[TASK TO CARRY OUT] Say how many lines in the data below contain the word "years", and give no other text.

Recorded data
>> Begin

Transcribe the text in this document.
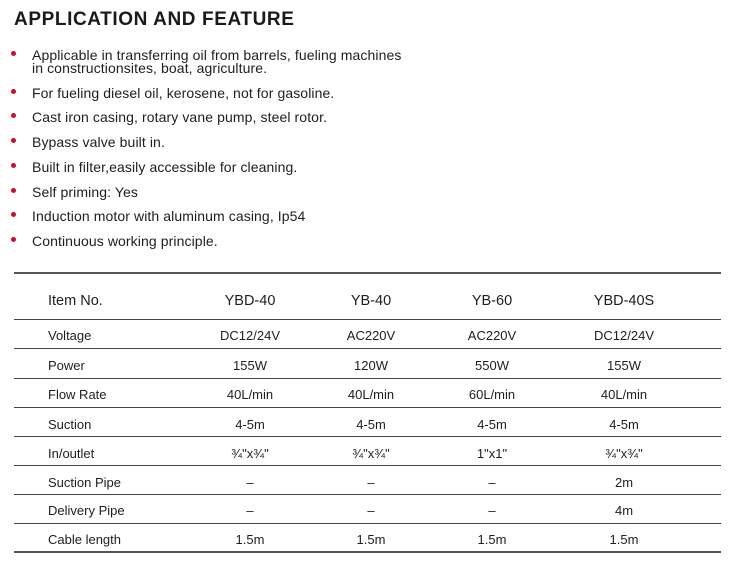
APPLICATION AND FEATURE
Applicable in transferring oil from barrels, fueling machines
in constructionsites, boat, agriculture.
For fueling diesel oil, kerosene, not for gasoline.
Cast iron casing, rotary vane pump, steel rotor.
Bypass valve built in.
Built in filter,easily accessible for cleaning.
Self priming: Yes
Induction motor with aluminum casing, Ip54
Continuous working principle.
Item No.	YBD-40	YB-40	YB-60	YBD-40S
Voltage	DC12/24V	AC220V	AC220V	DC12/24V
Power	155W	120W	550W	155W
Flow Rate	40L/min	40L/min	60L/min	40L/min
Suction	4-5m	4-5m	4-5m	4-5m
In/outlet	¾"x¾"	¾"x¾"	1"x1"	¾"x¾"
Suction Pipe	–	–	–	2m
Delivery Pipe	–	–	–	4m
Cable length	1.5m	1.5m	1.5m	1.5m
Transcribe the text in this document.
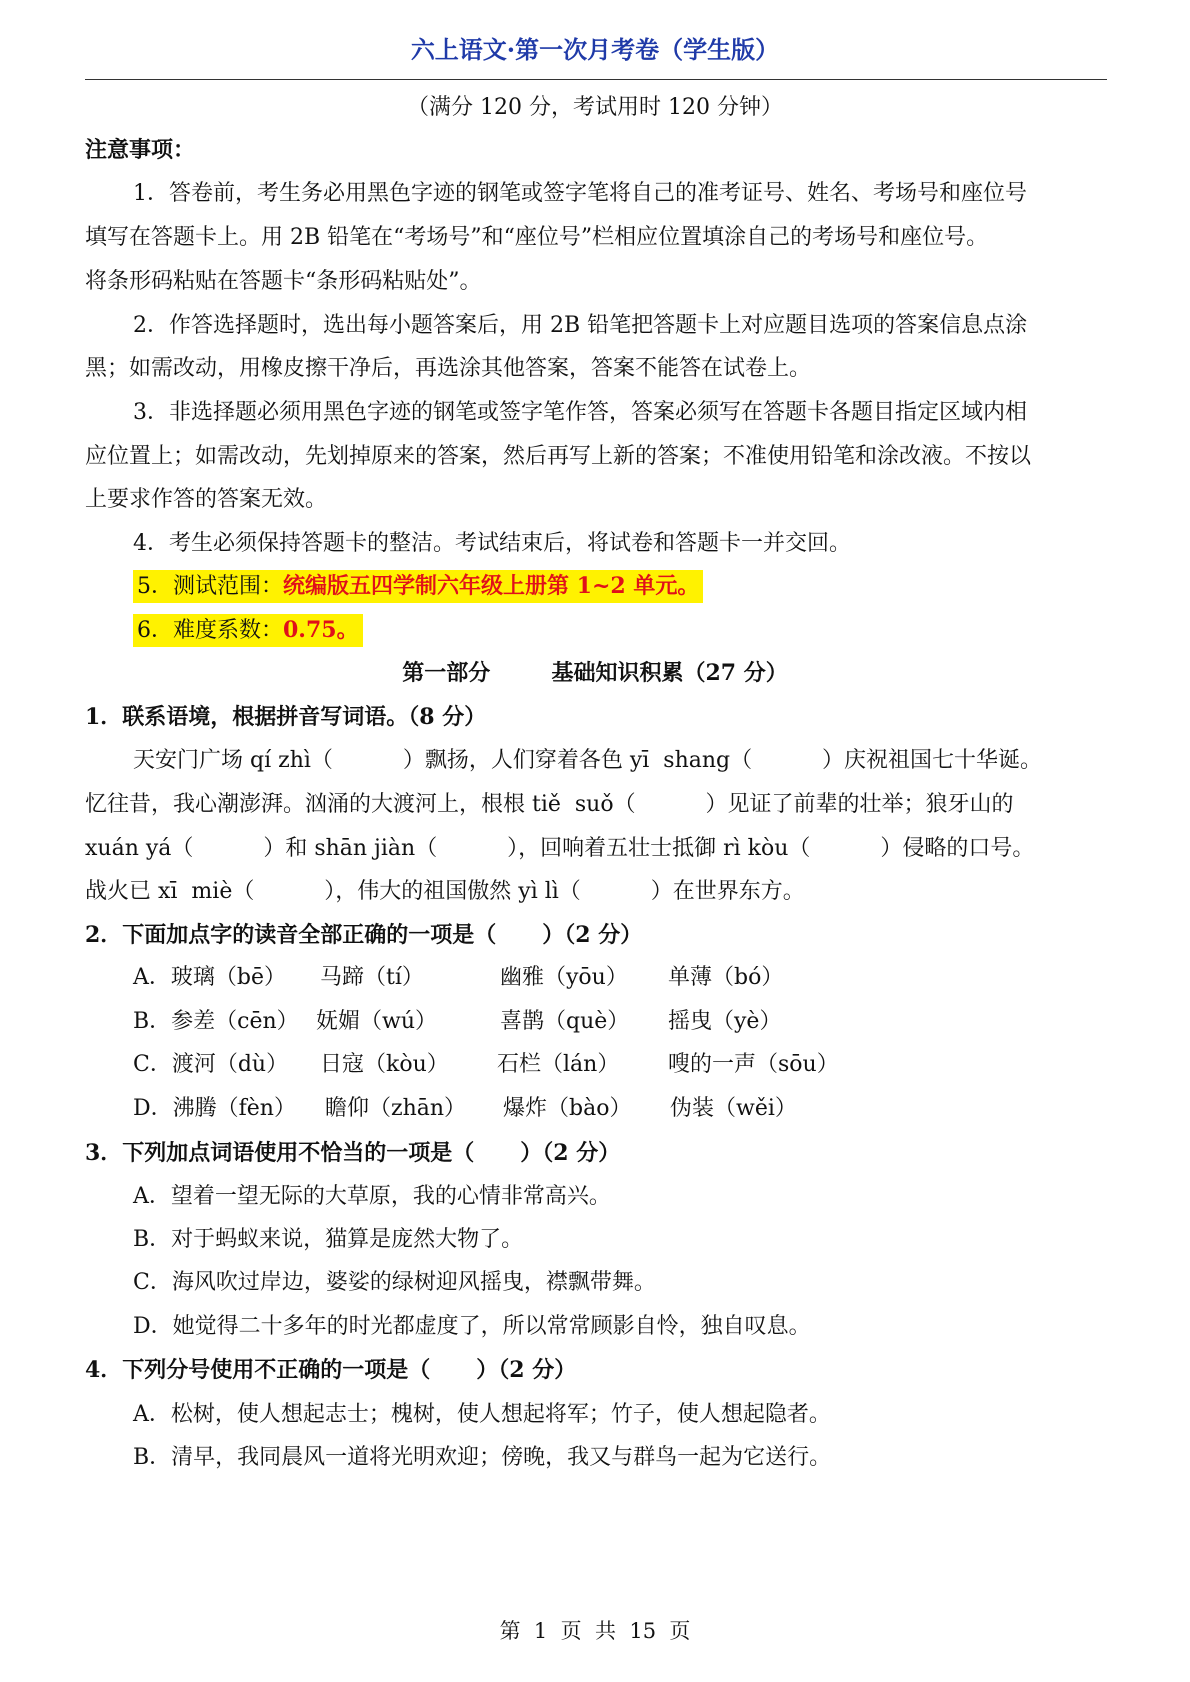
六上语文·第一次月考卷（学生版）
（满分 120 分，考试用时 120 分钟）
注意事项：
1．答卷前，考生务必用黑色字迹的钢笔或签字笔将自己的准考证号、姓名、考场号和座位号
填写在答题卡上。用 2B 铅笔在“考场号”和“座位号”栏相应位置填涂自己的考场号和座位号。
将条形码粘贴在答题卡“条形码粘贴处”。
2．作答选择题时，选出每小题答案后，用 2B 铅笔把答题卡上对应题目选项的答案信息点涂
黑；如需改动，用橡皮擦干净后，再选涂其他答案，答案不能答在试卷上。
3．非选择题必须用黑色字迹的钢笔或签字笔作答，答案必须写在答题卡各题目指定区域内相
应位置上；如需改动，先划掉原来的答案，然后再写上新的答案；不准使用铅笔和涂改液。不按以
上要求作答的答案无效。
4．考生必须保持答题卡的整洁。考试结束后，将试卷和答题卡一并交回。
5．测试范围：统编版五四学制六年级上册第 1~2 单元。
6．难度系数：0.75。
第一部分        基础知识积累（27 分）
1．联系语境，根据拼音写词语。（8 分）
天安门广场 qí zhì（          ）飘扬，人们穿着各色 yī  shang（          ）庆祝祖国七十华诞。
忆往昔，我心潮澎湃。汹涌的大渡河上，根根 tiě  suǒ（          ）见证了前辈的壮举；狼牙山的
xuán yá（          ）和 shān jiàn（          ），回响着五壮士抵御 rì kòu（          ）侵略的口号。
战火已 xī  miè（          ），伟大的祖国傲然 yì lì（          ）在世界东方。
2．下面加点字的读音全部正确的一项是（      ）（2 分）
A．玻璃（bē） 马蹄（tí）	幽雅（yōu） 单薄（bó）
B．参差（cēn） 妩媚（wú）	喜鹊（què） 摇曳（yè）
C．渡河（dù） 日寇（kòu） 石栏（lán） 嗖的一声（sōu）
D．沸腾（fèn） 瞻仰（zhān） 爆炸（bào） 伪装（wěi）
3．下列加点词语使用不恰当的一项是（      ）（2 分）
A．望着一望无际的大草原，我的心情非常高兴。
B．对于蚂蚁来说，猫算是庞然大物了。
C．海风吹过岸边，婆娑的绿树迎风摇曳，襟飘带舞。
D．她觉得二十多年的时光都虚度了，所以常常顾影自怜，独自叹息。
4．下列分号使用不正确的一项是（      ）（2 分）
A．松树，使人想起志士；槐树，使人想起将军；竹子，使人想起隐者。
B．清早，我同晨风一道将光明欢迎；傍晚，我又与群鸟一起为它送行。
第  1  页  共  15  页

>> End
>> Begin

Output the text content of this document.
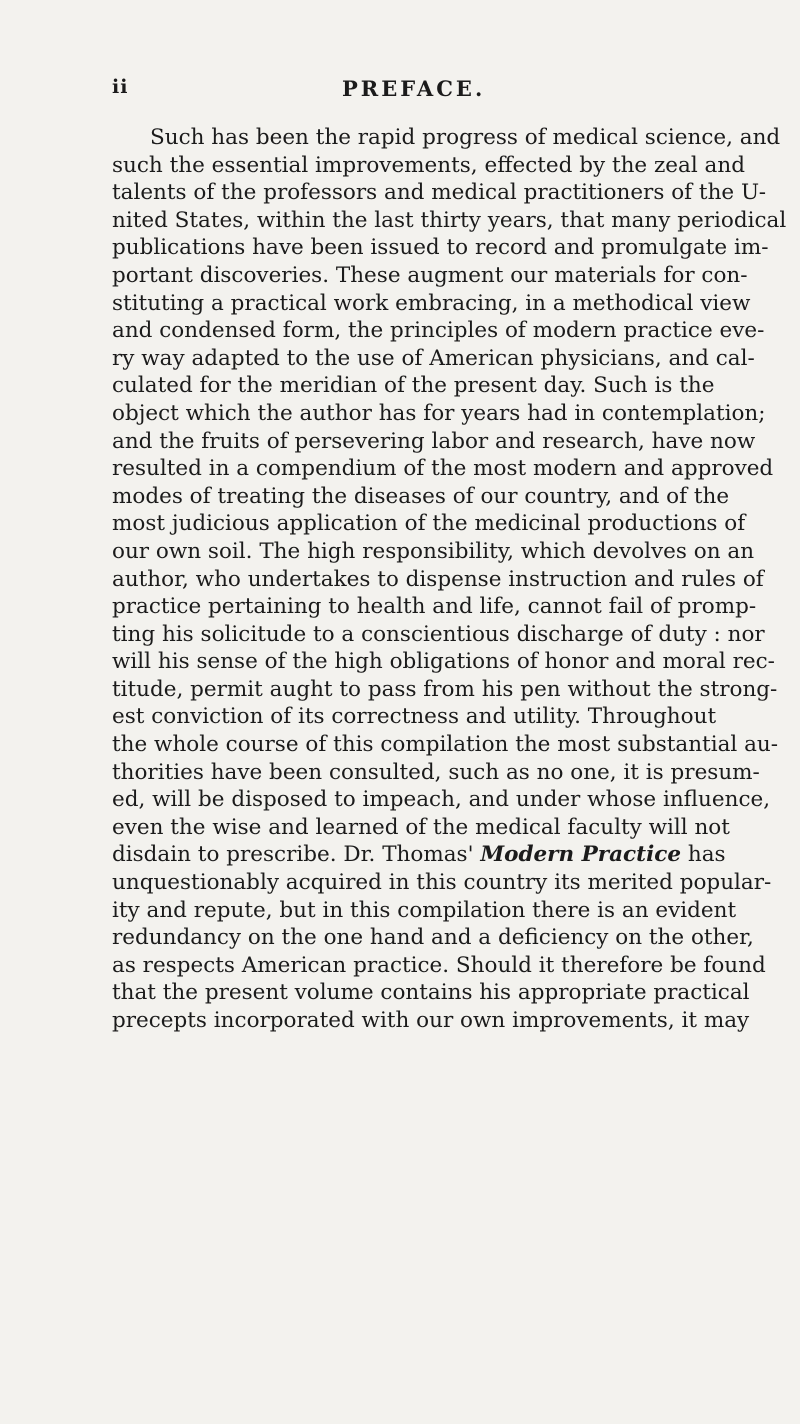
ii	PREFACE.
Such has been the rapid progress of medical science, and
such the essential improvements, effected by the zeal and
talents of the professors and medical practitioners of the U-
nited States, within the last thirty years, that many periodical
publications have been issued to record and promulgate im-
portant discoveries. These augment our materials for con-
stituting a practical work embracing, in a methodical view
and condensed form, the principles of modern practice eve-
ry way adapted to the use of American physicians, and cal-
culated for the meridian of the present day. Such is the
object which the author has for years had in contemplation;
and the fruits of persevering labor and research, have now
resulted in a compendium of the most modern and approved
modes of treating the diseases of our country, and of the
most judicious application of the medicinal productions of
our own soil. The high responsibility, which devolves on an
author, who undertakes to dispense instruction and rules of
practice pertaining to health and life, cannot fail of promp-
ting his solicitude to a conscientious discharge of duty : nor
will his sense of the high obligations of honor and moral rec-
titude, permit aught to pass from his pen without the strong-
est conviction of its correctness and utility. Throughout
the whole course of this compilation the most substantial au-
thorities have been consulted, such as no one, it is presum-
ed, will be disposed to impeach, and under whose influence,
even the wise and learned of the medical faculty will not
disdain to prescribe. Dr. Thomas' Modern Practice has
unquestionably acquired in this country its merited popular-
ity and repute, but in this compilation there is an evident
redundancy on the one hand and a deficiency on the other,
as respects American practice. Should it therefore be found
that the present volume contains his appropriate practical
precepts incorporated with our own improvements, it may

>> End

[TASK RESULT] 2